SHORT EXERCISE:
Scan the lines below for the string "Bearing" and copy every one that has it.

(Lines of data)
-- begin --
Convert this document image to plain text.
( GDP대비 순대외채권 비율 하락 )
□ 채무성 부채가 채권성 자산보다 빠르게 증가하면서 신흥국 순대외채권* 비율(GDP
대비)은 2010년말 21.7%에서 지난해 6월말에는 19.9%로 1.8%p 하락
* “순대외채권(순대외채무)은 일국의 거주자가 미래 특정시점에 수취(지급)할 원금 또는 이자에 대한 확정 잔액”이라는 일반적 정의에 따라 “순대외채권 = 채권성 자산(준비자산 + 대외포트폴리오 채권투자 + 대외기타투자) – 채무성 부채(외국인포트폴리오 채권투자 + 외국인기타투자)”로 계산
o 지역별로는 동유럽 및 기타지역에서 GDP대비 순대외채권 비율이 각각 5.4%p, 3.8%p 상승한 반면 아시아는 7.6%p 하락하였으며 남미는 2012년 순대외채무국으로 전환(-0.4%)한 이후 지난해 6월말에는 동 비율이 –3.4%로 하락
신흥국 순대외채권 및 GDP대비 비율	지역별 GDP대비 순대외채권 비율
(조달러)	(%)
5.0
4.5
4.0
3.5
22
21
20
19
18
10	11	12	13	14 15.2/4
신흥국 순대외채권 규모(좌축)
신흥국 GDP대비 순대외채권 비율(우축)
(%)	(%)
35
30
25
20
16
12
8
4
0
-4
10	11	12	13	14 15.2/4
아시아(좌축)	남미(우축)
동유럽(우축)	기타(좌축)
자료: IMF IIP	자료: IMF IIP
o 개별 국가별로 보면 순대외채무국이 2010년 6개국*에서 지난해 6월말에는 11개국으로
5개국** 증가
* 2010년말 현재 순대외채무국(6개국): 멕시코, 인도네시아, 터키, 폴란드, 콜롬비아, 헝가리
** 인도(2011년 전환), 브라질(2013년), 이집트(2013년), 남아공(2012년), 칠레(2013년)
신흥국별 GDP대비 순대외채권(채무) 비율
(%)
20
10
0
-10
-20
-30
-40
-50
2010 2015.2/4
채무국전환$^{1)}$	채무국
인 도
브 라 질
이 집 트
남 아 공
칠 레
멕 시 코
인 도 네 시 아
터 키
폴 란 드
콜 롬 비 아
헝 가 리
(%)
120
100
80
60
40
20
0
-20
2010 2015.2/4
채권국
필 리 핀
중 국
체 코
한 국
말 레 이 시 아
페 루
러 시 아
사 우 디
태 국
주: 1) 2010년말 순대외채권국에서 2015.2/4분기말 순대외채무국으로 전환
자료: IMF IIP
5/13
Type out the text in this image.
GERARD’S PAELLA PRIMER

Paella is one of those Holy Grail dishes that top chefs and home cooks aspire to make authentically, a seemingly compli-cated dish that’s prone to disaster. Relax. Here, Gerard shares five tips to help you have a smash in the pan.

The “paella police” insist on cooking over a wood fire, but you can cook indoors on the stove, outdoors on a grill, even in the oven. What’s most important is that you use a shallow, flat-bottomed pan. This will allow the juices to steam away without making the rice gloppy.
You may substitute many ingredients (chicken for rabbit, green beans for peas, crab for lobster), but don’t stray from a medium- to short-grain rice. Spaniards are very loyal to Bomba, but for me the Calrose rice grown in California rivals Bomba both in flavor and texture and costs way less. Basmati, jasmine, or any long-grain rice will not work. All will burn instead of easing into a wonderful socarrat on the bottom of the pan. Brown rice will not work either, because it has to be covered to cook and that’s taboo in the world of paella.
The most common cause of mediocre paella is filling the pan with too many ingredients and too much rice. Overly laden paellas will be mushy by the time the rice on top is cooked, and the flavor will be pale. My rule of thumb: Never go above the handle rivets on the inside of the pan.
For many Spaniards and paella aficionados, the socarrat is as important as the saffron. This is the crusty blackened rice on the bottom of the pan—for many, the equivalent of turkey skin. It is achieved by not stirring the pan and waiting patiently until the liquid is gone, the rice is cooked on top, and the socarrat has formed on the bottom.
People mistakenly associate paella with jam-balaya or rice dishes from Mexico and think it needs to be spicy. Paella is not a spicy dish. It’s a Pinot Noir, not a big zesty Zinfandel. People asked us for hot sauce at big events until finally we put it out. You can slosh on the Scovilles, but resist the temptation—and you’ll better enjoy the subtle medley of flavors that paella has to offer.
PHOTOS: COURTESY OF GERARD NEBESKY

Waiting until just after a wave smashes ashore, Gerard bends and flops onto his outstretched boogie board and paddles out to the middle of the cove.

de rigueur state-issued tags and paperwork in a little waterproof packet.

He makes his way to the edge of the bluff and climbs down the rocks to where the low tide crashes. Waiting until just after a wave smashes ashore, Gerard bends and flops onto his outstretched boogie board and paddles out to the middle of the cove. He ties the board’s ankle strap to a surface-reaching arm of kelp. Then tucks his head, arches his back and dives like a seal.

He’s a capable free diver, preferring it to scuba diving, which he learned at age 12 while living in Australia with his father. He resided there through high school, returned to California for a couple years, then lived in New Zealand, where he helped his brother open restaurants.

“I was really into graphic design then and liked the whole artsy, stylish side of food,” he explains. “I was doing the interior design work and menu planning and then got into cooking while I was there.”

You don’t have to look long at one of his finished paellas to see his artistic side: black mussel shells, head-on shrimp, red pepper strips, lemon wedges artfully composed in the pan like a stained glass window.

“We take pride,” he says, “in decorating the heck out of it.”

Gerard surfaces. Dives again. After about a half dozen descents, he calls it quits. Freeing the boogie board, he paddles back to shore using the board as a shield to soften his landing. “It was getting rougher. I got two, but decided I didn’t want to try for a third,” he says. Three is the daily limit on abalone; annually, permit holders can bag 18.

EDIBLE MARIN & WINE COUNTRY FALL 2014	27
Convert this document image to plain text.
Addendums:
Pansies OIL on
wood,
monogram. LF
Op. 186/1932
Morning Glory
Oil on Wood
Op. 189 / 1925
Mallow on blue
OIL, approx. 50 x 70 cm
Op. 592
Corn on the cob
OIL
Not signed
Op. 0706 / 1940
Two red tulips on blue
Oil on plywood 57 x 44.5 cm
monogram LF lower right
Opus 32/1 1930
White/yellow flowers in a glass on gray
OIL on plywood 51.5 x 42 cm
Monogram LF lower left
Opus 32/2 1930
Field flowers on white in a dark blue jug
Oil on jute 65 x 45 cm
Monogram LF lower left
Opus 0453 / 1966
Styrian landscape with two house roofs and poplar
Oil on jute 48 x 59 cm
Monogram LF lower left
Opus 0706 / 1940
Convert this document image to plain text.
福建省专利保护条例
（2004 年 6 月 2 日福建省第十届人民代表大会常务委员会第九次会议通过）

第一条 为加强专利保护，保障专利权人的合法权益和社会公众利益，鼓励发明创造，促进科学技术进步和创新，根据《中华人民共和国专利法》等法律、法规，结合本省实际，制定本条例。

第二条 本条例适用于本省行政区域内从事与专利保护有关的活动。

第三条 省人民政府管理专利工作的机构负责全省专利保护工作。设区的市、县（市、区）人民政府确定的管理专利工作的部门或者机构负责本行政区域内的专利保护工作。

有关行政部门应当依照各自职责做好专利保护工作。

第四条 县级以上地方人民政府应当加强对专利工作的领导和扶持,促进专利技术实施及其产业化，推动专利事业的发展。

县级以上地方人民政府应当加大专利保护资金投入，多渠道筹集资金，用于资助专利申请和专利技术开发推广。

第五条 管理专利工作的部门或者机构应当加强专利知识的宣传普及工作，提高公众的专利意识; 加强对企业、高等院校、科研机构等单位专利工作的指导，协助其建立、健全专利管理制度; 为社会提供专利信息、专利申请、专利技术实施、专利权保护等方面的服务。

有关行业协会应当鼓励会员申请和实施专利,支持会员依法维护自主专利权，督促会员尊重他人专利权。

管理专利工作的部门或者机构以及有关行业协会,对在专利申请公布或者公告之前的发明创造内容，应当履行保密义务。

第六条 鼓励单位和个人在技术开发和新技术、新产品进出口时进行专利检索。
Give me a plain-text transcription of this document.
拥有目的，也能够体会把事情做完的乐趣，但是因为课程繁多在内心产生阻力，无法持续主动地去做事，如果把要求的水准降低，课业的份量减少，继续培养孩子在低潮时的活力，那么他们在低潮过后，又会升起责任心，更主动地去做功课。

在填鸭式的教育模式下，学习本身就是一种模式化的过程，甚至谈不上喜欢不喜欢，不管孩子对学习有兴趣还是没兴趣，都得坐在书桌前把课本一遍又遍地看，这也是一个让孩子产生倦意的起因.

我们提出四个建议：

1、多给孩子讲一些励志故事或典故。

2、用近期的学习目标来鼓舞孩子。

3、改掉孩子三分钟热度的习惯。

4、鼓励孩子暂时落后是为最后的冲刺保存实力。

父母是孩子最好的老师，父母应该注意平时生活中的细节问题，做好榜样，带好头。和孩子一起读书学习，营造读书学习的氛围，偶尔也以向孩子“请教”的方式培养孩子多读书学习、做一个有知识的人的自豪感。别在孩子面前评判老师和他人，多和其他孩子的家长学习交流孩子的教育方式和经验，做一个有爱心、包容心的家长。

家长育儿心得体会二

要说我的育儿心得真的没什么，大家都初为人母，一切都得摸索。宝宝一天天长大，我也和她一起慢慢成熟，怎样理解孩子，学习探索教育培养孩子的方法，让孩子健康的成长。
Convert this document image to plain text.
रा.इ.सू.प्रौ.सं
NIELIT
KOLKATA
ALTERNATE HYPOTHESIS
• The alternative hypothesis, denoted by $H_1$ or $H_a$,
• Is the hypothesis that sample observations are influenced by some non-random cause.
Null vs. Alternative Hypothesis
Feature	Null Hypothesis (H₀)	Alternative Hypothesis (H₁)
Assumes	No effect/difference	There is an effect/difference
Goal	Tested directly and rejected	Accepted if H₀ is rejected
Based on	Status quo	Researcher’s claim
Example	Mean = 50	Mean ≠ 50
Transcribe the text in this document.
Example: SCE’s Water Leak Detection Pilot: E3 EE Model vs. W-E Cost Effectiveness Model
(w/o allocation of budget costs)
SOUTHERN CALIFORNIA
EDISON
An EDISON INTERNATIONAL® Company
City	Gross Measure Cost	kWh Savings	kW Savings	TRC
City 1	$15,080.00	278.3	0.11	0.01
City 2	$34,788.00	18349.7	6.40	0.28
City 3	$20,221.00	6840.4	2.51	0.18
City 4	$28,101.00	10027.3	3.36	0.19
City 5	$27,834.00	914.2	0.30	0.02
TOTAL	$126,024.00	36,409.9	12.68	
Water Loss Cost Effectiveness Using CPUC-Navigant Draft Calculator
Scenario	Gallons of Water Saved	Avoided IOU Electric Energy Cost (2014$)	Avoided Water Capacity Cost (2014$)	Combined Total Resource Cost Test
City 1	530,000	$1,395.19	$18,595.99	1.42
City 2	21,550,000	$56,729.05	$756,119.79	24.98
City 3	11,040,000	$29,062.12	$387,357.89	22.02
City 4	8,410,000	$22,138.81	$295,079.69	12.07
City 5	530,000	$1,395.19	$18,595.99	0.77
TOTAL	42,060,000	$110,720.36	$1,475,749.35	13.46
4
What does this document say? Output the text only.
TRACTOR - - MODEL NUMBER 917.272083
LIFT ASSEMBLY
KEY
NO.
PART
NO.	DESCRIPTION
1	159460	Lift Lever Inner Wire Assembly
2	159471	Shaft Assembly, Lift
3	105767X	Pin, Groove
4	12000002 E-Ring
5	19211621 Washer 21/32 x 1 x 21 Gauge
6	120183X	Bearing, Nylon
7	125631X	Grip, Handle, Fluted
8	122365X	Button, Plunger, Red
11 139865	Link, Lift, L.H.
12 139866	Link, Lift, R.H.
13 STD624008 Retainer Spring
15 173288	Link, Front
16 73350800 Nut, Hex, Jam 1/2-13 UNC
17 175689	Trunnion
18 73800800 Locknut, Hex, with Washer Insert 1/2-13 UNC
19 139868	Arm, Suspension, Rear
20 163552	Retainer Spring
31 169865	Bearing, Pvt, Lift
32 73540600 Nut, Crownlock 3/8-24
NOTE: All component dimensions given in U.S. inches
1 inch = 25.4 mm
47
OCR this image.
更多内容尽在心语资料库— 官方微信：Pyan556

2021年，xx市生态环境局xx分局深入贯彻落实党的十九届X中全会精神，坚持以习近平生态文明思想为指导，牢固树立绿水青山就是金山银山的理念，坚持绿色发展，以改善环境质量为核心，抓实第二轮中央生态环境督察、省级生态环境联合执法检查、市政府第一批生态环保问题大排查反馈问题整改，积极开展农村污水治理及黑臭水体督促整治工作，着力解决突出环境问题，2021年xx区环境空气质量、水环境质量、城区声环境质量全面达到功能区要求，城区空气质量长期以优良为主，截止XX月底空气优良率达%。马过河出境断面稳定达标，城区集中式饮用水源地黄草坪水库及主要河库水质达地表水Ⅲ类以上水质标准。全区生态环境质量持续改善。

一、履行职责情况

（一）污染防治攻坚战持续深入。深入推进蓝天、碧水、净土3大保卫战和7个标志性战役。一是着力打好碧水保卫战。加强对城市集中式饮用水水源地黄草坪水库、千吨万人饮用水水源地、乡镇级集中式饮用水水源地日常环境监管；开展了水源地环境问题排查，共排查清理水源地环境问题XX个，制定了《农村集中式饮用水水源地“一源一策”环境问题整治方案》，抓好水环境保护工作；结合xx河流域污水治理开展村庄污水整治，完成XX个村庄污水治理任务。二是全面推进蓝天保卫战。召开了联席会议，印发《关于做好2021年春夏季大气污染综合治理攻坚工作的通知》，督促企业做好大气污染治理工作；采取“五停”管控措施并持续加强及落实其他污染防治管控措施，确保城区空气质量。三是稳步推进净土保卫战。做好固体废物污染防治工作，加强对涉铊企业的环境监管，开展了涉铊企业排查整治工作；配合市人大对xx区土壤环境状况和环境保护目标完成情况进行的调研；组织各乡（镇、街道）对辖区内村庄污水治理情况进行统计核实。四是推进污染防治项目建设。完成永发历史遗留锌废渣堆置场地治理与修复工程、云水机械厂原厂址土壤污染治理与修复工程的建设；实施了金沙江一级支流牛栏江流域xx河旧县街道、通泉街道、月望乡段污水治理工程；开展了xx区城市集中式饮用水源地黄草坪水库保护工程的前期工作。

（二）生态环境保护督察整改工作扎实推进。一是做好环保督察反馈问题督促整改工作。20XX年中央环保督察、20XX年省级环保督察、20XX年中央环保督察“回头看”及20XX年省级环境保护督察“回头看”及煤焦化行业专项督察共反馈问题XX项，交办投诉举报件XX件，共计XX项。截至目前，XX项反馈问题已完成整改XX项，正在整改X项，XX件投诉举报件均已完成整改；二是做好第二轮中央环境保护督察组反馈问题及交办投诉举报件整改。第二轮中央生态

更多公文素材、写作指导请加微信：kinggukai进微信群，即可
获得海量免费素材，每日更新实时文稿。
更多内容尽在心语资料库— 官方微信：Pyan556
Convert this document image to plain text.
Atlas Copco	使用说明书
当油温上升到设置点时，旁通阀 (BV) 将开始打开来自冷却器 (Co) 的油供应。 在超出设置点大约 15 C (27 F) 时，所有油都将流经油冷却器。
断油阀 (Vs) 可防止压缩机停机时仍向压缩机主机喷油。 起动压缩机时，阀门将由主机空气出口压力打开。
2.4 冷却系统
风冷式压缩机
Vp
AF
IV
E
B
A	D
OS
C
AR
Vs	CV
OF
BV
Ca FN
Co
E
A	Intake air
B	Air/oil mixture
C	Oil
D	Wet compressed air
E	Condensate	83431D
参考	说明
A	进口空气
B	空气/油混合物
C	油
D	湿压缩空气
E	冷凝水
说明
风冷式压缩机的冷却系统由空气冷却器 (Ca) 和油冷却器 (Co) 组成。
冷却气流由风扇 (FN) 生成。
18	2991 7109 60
-- end --
ANSWER FOR THE TASK:
6	120183X	Bearing, Nylon
31 169865	Bearing, Pvt, Lift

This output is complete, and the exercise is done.